### SHORT EXERCISE
Print the data exactly, leaving nothing out.

### RAW RECORDS
══════════

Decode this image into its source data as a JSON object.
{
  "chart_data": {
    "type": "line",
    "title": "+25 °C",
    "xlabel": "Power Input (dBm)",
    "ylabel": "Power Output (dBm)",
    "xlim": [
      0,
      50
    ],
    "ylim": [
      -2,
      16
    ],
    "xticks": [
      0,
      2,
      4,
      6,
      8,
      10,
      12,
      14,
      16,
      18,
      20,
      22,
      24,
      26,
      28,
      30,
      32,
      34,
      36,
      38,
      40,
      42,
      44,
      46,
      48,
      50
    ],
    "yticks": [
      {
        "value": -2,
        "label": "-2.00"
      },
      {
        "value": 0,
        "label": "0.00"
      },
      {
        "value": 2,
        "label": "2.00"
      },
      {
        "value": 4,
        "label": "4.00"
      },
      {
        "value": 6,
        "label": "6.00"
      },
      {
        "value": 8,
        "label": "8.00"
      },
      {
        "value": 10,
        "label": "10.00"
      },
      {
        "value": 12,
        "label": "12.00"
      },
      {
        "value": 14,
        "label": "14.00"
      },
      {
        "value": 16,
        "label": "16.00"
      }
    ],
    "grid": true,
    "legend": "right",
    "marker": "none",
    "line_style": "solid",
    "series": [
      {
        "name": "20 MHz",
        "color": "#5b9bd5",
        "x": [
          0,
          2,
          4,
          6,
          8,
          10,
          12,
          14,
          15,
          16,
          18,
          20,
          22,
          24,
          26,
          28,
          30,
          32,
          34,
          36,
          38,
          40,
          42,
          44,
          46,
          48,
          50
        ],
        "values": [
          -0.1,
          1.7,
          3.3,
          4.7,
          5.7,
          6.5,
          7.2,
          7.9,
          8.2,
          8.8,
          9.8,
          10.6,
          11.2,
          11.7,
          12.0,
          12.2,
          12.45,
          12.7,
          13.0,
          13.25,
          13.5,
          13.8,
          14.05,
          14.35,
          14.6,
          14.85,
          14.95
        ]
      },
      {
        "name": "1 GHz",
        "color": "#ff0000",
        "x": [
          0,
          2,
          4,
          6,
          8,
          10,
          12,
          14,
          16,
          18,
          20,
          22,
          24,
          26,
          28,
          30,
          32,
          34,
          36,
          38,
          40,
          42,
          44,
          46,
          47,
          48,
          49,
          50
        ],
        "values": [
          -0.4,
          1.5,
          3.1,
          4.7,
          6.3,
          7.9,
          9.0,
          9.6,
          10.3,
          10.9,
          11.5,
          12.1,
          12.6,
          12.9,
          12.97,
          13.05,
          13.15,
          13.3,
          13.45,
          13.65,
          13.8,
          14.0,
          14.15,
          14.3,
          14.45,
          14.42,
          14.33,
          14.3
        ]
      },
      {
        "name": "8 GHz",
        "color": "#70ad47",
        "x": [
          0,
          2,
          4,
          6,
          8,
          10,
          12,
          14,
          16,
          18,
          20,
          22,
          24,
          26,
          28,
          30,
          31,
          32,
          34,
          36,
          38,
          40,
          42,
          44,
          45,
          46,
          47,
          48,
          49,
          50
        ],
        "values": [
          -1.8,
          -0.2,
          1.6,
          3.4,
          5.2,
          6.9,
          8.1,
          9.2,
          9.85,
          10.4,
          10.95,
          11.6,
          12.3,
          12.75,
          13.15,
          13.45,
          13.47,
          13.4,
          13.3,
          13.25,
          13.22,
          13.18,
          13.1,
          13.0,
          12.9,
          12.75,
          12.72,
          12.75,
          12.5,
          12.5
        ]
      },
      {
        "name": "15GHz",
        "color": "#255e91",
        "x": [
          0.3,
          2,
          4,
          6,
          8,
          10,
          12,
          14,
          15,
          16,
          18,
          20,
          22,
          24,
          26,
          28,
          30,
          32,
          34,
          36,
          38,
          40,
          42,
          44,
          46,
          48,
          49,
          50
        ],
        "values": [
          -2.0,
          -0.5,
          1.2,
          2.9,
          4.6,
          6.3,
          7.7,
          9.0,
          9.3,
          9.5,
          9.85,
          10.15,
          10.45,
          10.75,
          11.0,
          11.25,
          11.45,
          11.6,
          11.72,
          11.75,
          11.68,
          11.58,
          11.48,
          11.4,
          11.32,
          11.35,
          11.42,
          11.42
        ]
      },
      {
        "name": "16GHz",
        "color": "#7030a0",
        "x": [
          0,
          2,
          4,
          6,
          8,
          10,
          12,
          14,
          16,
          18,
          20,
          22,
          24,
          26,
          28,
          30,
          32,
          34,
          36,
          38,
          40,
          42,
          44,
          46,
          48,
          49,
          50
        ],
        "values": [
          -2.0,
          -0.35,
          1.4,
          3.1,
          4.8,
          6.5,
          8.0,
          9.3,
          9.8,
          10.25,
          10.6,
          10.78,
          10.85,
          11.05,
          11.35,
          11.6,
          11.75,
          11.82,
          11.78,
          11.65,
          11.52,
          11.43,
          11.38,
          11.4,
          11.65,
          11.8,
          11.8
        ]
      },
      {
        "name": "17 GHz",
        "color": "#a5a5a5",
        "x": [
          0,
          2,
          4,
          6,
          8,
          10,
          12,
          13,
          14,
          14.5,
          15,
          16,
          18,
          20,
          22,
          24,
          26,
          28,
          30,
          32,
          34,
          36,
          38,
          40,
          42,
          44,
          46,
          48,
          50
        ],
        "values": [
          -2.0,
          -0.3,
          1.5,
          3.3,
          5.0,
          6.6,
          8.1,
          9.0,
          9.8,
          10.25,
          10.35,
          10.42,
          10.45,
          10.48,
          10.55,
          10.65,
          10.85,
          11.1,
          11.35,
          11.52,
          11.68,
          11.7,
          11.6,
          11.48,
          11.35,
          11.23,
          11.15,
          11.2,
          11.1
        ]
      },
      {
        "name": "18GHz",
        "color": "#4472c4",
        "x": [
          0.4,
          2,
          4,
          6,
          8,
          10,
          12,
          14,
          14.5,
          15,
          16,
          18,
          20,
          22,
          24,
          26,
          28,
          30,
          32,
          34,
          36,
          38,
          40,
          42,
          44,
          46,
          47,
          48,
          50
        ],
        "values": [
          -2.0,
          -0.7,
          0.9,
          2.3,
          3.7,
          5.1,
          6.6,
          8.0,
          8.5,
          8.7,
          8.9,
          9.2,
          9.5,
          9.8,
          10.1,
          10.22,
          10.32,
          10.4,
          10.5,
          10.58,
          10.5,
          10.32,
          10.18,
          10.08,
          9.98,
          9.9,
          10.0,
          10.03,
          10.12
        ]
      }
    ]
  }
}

══════════

### FINAL RESULT
Decode this image into its source data as a JSON object.
{
  "chart_data": {
    "type": "line",
    "title": "+25 °C",
    "xlabel": "Power Input (dBm)",
    "ylabel": "Power Output (dBm)",
    "xlim": [
      0,
      50
    ],
    "ylim": [
      -2,
      16
    ],
    "xticks": [
      0,
      2,
      4,
      6,
      8,
      10,
      12,
      14,
      16,
      18,
      20,
      22,
      24,
      26,
      28,
      30,
      32,
      34,
      36,
      38,
      40,
      42,
      44,
      46,
      48,
      50
    ],
    "yticks": [
      {
        "value": -2,
        "label": "-2.00"
      },
      {
        "value": 0,
        "label": "0.00"
      },
      {
        "value": 2,
        "label": "2.00"
      },
      {
        "value": 4,
        "label": "4.00"
      },
      {
        "value": 6,
        "label": "6.00"
      },
      {
        "value": 8,
        "label": "8.00"
      },
      {
        "value": 10,
        "label": "10.00"
      },
      {
        "value": 12,
        "label": "12.00"
      },
      {
        "value": 14,
        "label": "14.00"
      },
      {
        "value": 16,
        "label": "16.00"
      }
    ],
    "grid": true,
    "legend": "right",
    "marker": "none",
    "line_style": "solid",
    "series": [
      {
        "name": "20 MHz",
        "color": "#5b9bd5",
        "x": [
          0,
          2,
          4,
          6,
          8,
          10,
          12,
          14,
          15,
          16,
          18,
          20,
          22,
          24,
          26,
          28,
          30,
          32,
          34,
          36,
          38,
          40,
          42,
          44,
          46,
          48,
          50
        ],
        "values": [
          -0.1,
          1.7,
          3.3,
          4.7,
          5.7,
          6.5,
          7.2,
          7.9,
          8.2,
          8.8,
          9.8,
          10.6,
          11.2,
          11.7,
          12.0,
          12.2,
          12.45,
          12.7,
          13.0,
          13.25,
          13.5,
          13.8,
          14.05,
          14.35,
          14.6,
          14.85,
          14.95
        ]
      },
      {
        "name": "1 GHz",
        "color": "#ff0000",
        "x": [
          0,
          2,
          4,
          6,
          8,
          10,
          12,
          14,
          16,
          18,
          20,
          22,
          24,
          26,
          28,
          30,
          32,
          34,
          36,
          38,
          40,
          42,
          44,
          46,
          47,
          48,
          49,
          50
        ],
        "values": [
          -0.4,
          1.5,
          3.1,
          4.7,
          6.3,
          7.9,
          9.0,
          9.6,
          10.3,
          10.9,
          11.5,
          12.1,
          12.6,
          12.9,
          12.97,
          13.05,
          13.15,
          13.3,
          13.45,
          13.65,
          13.8,
          14.0,
          14.15,
          14.3,
          14.45,
          14.42,
          14.33,
          14.3
        ]
      },
      {
        "name": "8 GHz",
        "color": "#70ad47",
        "x": [
          0,
          2,
          4,
          6,
          8,
          10,
          12,
          14,
          16,
          18,
          20,
          22,
          24,
          26,
          28,
          30,
          31,
          32,
          34,
          36,
          38,
          40,
          42,
          44,
          45,
          46,
          47,
          48,
          49,
          50
        ],
        "values": [
          -1.8,
          -0.2,
          1.6,
          3.4,
          5.2,
          6.9,
          8.1,
          9.2,
          9.85,
          10.4,
          10.95,
          11.6,
          12.3,
          12.75,
          13.15,
          13.45,
          13.47,
          13.4,
          13.3,
          13.25,
          13.22,
          13.18,
          13.1,
          13.0,
          12.9,
          12.75,
          12.72,
          12.75,
          12.5,
          12.5
        ]
      },
      {
        "name": "15GHz",
        "color": "#255e91",
        "x": [
          0.3,
          2,
          4,
          6,
          8,
          10,
          12,
          14,
          15,
          16,
          18,
          20,
          22,
          24,
          26,
          28,
          30,
          32,
          34,
          36,
          38,
          40,
          42,
          44,
          46,
          48,
          49,
          50
        ],
        "values": [
          -2.0,
          -0.5,
          1.2,
          2.9,
          4.6,
          6.3,
          7.7,
          9.0,
          9.3,
          9.5,
          9.85,
          10.15,
          10.45,
          10.75,
          11.0,
          11.25,
          11.45,
          11.6,
          11.72,
          11.75,
          11.68,
          11.58,
          11.48,
          11.4,
          11.32,
          11.35,
          11.42,
          11.42
        ]
      },
      {
        "name": "16GHz",
        "color": "#7030a0",
        "x": [
          0,
          2,
          4,
          6,
          8,
          10,
          12,
          14,
          16,
          18,
          20,
          22,
          24,
          26,
          28,
          30,
          32,
          34,
          36,
          38,
          40,
          42,
          44,
          46,
          48,
          49,
          50
        ],
        "values": [
          -2.0,
          -0.35,
          1.4,
          3.1,
          4.8,
          6.5,
          8.0,
          9.3,
          9.8,
          10.25,
          10.6,
          10.78,
          10.85,
          11.05,
          11.35,
          11.6,
          11.75,
          11.82,
          11.78,
          11.65,
          11.52,
          11.43,
          11.38,
          11.4,
          11.65,
          11.8,
          11.8
        ]
      },
      {
        "name": "17 GHz",
        "color": "#a5a5a5",
        "x": [
          0,
          2,
          4,
          6,
          8,
          10,
          12,
          13,
          14,
          14.5,
          15,
          16,
          18,
          20,
          22,
          24,
          26,
          28,
          30,
          32,
          34,
          36,
          38,
          40,
          42,
          44,
          46,
          48,
          50
        ],
        "values": [
          -2.0,
          -0.3,
          1.5,
          3.3,
          5.0,
          6.6,
          8.1,
          9.0,
          9.8,
          10.25,
          10.35,
          10.42,
          10.45,
          10.48,
          10.55,
          10.65,
          10.85,
          11.1,
          11.35,
          11.52,
          11.68,
          11.7,
          11.6,
          11.48,
          11.35,
          11.23,
          11.15,
          11.2,
          11.1
        ]
      },
      {
        "name": "18GHz",
        "color": "#4472c4",
        "x": [
          0.4,
          2,
          4,
          6,
          8,
          10,
          12,
          14,
          14.5,
          15,
          16,
          18,
          20,
          22,
          24,
          26,
          28,
          30,
          32,
          34,
          36,
          38,
          40,
          42,
          44,
          46,
          47,
          48,
          50
        ],
        "values": [
          -2.0,
          -0.7,
          0.9,
          2.3,
          3.7,
          5.1,
          6.6,
          8.0,
          8.5,
          8.7,
          8.9,
          9.2,
          9.5,
          9.8,
          10.1,
          10.22,
          10.32,
          10.4,
          10.5,
          10.58,
          10.5,
          10.32,
          10.18,
          10.08,
          9.98,
          9.9,
          10.0,
          10.03,
          10.12
        ]
      }
    ]
  }
}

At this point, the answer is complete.